EXERCISE DIRECTIONS |
Report how many lines contain "intersection". The answer is a single number.

DATA FOR PROCESSING |
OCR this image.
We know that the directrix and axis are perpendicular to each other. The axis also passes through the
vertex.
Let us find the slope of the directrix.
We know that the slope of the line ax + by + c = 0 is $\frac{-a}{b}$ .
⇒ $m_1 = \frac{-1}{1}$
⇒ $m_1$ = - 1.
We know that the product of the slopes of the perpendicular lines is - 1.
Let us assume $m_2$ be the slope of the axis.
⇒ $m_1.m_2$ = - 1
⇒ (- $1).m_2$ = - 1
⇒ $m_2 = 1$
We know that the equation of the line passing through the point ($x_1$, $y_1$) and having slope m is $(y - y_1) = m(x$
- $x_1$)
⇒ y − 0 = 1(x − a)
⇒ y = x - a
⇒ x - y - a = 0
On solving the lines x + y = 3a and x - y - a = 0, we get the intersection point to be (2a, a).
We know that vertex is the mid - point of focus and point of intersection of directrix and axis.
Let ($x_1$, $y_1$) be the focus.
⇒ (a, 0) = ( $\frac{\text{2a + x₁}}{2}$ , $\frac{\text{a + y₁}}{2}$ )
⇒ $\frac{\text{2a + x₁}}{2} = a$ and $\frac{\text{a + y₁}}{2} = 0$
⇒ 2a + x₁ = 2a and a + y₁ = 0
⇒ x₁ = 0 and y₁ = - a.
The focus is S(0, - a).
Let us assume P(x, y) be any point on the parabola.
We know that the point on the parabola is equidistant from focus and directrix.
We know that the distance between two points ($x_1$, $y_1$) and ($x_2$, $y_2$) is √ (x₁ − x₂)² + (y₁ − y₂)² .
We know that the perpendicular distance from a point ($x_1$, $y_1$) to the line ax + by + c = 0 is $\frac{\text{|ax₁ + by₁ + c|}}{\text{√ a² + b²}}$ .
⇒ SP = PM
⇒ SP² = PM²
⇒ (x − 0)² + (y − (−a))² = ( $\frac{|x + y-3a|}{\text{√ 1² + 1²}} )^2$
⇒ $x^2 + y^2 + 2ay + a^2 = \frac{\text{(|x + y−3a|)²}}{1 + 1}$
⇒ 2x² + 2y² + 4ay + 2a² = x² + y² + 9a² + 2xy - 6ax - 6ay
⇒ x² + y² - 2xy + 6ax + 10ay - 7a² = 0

TASK OUTPUT |
2